--- EXERCISE TASK ---
Output every line of the material exactly, omitting images.

--- RECORDS FOR THE EXERCISE ---
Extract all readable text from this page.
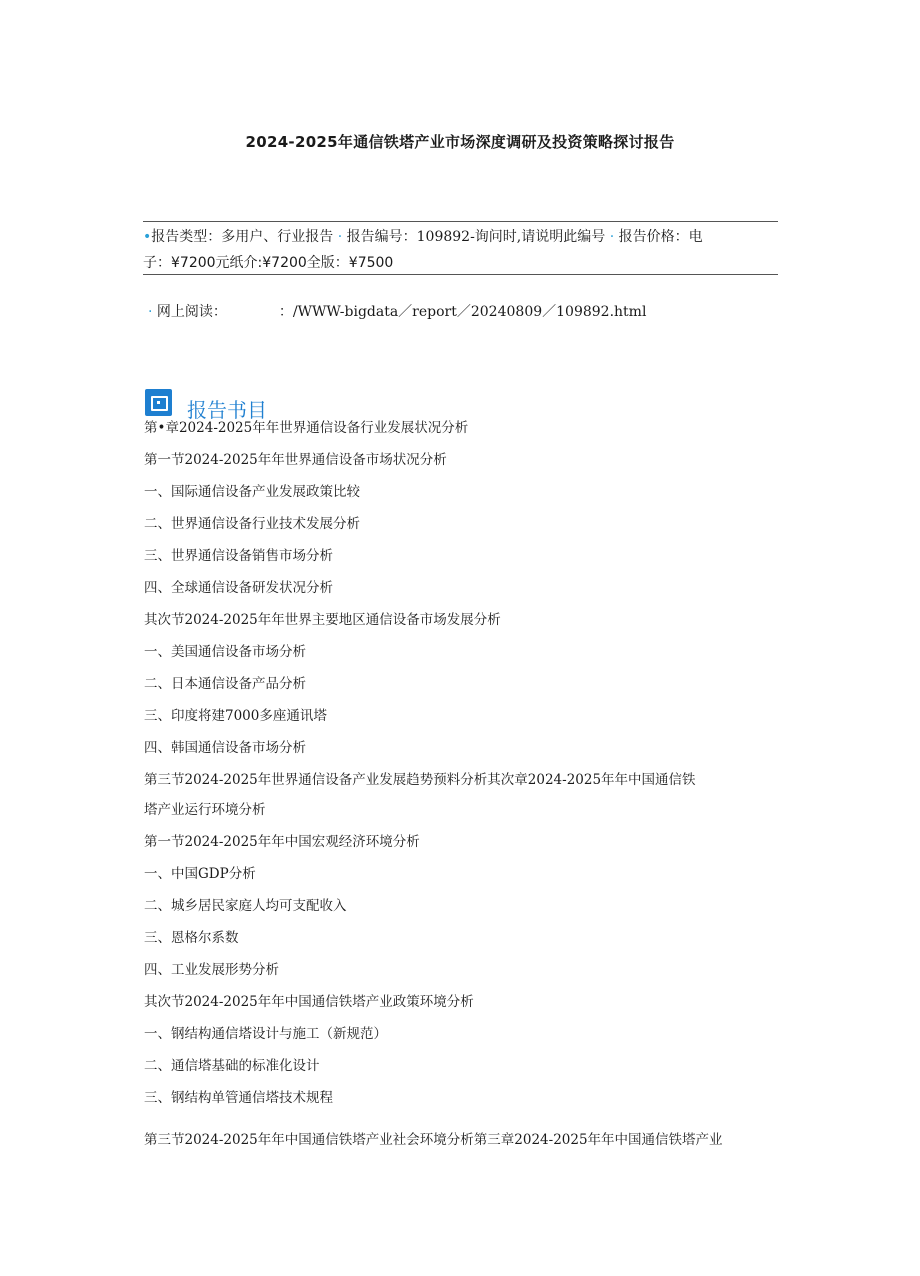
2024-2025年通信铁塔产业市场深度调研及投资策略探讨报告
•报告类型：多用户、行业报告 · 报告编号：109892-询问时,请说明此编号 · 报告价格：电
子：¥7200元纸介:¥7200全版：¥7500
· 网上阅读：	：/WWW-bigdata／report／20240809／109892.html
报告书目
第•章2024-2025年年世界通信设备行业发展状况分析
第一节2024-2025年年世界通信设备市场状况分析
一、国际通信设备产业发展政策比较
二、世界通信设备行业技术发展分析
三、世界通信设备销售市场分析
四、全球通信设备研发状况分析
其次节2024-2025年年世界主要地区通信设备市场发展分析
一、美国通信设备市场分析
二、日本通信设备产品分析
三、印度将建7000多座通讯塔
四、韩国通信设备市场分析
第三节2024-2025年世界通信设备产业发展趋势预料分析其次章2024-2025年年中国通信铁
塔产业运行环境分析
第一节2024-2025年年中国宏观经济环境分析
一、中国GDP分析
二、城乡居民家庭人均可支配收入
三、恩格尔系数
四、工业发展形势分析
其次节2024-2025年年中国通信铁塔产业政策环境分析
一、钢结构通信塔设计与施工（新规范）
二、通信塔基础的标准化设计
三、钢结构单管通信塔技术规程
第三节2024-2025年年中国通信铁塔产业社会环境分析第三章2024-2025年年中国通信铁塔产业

--- THE RESULT ---
Extract all readable text from this page.
2024-2025年通信铁塔产业市场深度调研及投资策略探讨报告
•报告类型：多用户、行业报告 · 报告编号：109892-询问时,请说明此编号 · 报告价格：电
子：¥7200元纸介:¥7200全版：¥7500
· 网上阅读：	：/WWW-bigdata／report／20240809／109892.html
报告书目
第•章2024-2025年年世界通信设备行业发展状况分析
第一节2024-2025年年世界通信设备市场状况分析
一、国际通信设备产业发展政策比较
二、世界通信设备行业技术发展分析
三、世界通信设备销售市场分析
四、全球通信设备研发状况分析
其次节2024-2025年年世界主要地区通信设备市场发展分析
一、美国通信设备市场分析
二、日本通信设备产品分析
三、印度将建7000多座通讯塔
四、韩国通信设备市场分析
第三节2024-2025年世界通信设备产业发展趋势预料分析其次章2024-2025年年中国通信铁
塔产业运行环境分析
第一节2024-2025年年中国宏观经济环境分析
一、中国GDP分析
二、城乡居民家庭人均可支配收入
三、恩格尔系数
四、工业发展形势分析
其次节2024-2025年年中国通信铁塔产业政策环境分析
一、钢结构通信塔设计与施工（新规范）
二、通信塔基础的标准化设计
三、钢结构单管通信塔技术规程
第三节2024-2025年年中国通信铁塔产业社会环境分析第三章2024-2025年年中国通信铁塔产业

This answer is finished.